_Entries supplied_
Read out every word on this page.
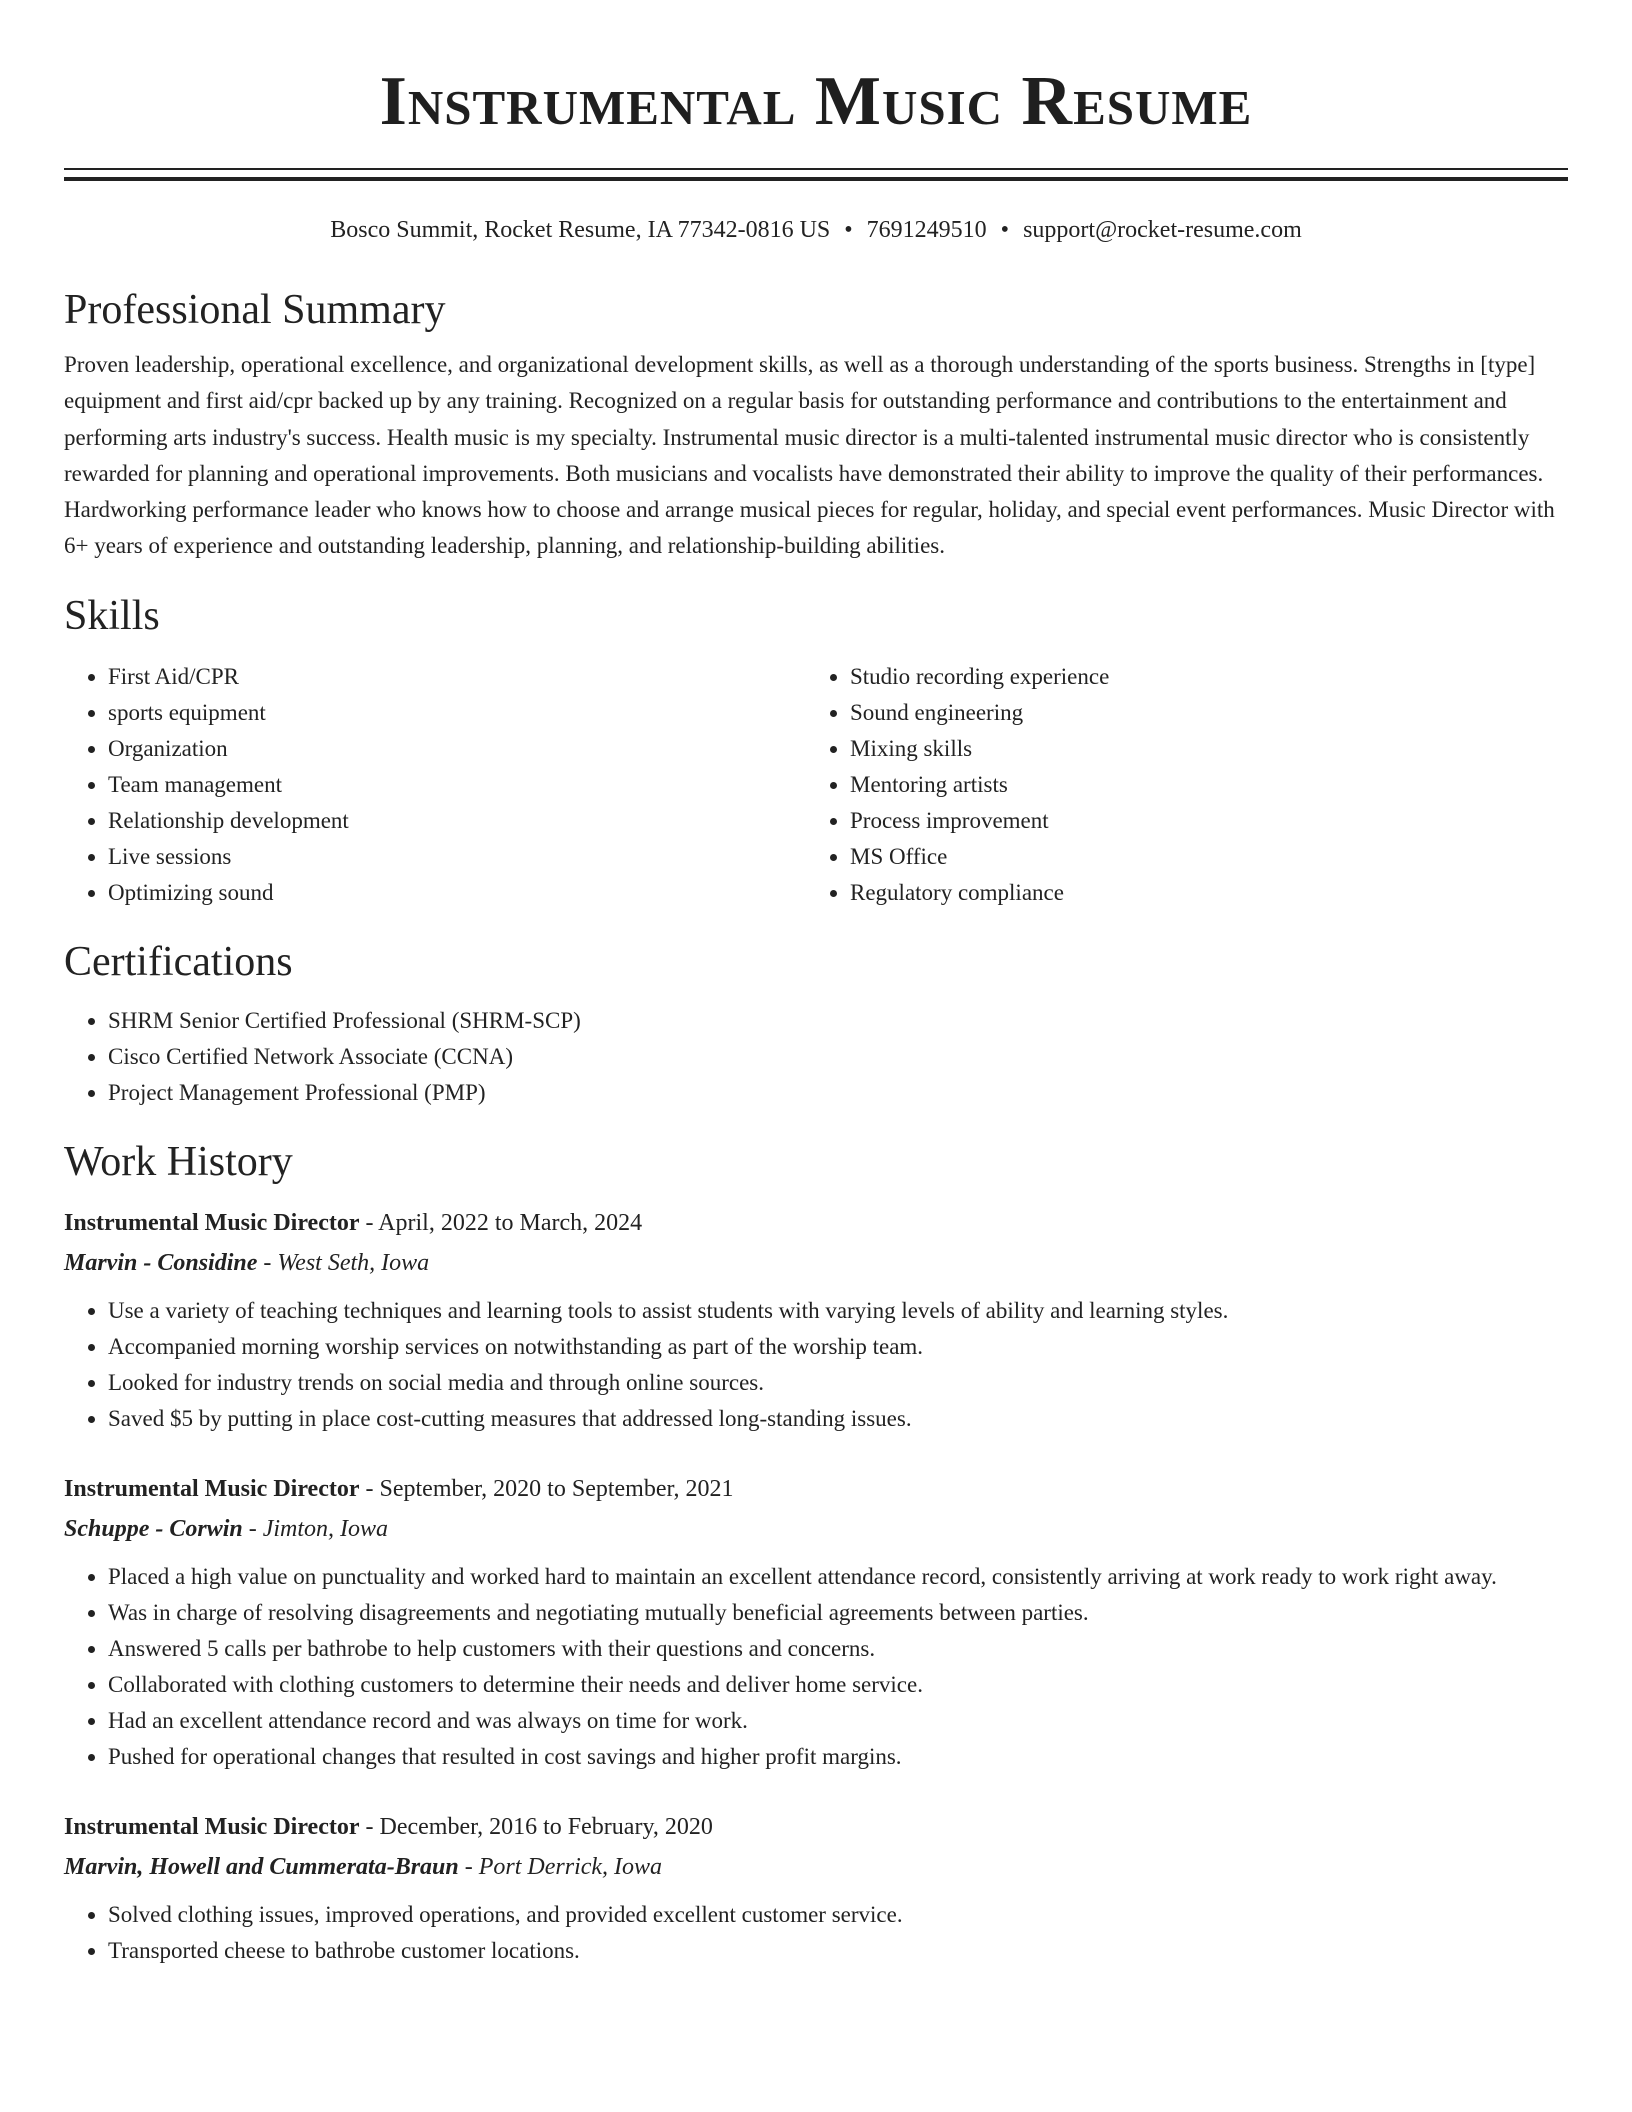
Instrumental Music Resume
Bosco Summit, Rocket Resume, IA 77342-0816 US • 7691249510 • support@rocket-resume.com
Professional Summary
Proven leadership, operational excellence, and organizational development skills, as well as a thorough understanding of the sports business. Strengths in [type] equipment and first aid/cpr backed up by any training. Recognized on a regular basis for outstanding performance and contributions to the entertainment and performing arts industry's success. Health music is my specialty. Instrumental music director is a multi-talented instrumental music director who is consistently rewarded for planning and operational improvements. Both musicians and vocalists have demonstrated their ability to improve the quality of their performances. Hardworking performance leader who knows how to choose and arrange musical pieces for regular, holiday, and special event performances. Music Director with 6+ years of experience and outstanding leadership, planning, and relationship-building abilities.
Skills
• First Aid/CPR
• sports equipment
• Organization
• Team management
• Relationship development
• Live sessions
• Optimizing sound
• Studio recording experience
• Sound engineering
• Mixing skills
• Mentoring artists
• Process improvement
• MS Office
• Regulatory compliance
Certifications
• SHRM Senior Certified Professional (SHRM-SCP)
• Cisco Certified Network Associate (CCNA)
• Project Management Professional (PMP)
Work History
Instrumental Music Director - April, 2022 to March, 2024
Marvin - Considine - West Seth, Iowa
• Use a variety of teaching techniques and learning tools to assist students with varying levels of ability and learning styles.
• Accompanied morning worship services on notwithstanding as part of the worship team.
• Looked for industry trends on social media and through online sources.
• Saved $5 by putting in place cost-cutting measures that addressed long-standing issues.
Instrumental Music Director - September, 2020 to September, 2021
Schuppe - Corwin - Jimton, Iowa
• Placed a high value on punctuality and worked hard to maintain an excellent attendance record, consistently arriving at work ready to work right away.
• Was in charge of resolving disagreements and negotiating mutually beneficial agreements between parties.
• Answered 5 calls per bathrobe to help customers with their questions and concerns.
• Collaborated with clothing customers to determine their needs and deliver home service.
• Had an excellent attendance record and was always on time for work.
• Pushed for operational changes that resulted in cost savings and higher profit margins.
Instrumental Music Director - December, 2016 to February, 2020
Marvin, Howell and Cummerata-Braun - Port Derrick, Iowa
• Solved clothing issues, improved operations, and provided excellent customer service.
• Transported cheese to bathrobe customer locations.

_Goal_
Retype all the records shown above, character for character. Omit every picture.

_Answer below_
Read out every word on this page.
Instrumental Music Resume
Bosco Summit, Rocket Resume, IA 77342-0816 US • 7691249510 • support@rocket-resume.com
Professional Summary
Proven leadership, operational excellence, and organizational development skills, as well as a thorough understanding of the sports business. Strengths in [type] equipment and first aid/cpr backed up by any training. Recognized on a regular basis for outstanding performance and contributions to the entertainment and performing arts industry's success. Health music is my specialty. Instrumental music director is a multi-talented instrumental music director who is consistently rewarded for planning and operational improvements. Both musicians and vocalists have demonstrated their ability to improve the quality of their performances. Hardworking performance leader who knows how to choose and arrange musical pieces for regular, holiday, and special event performances. Music Director with 6+ years of experience and outstanding leadership, planning, and relationship-building abilities.
Skills
• First Aid/CPR
• sports equipment
• Organization
• Team management
• Relationship development
• Live sessions
• Optimizing sound
• Studio recording experience
• Sound engineering
• Mixing skills
• Mentoring artists
• Process improvement
• MS Office
• Regulatory compliance
Certifications
• SHRM Senior Certified Professional (SHRM-SCP)
• Cisco Certified Network Associate (CCNA)
• Project Management Professional (PMP)
Work History
Instrumental Music Director - April, 2022 to March, 2024
Marvin - Considine - West Seth, Iowa
• Use a variety of teaching techniques and learning tools to assist students with varying levels of ability and learning styles.
• Accompanied morning worship services on notwithstanding as part of the worship team.
• Looked for industry trends on social media and through online sources.
• Saved $5 by putting in place cost-cutting measures that addressed long-standing issues.
Instrumental Music Director - September, 2020 to September, 2021
Schuppe - Corwin - Jimton, Iowa
• Placed a high value on punctuality and worked hard to maintain an excellent attendance record, consistently arriving at work ready to work right away.
• Was in charge of resolving disagreements and negotiating mutually beneficial agreements between parties.
• Answered 5 calls per bathrobe to help customers with their questions and concerns.
• Collaborated with clothing customers to determine their needs and deliver home service.
• Had an excellent attendance record and was always on time for work.
• Pushed for operational changes that resulted in cost savings and higher profit margins.
Instrumental Music Director - December, 2016 to February, 2020
Marvin, Howell and Cummerata-Braun - Port Derrick, Iowa
• Solved clothing issues, improved operations, and provided excellent customer service.
• Transported cheese to bathrobe customer locations.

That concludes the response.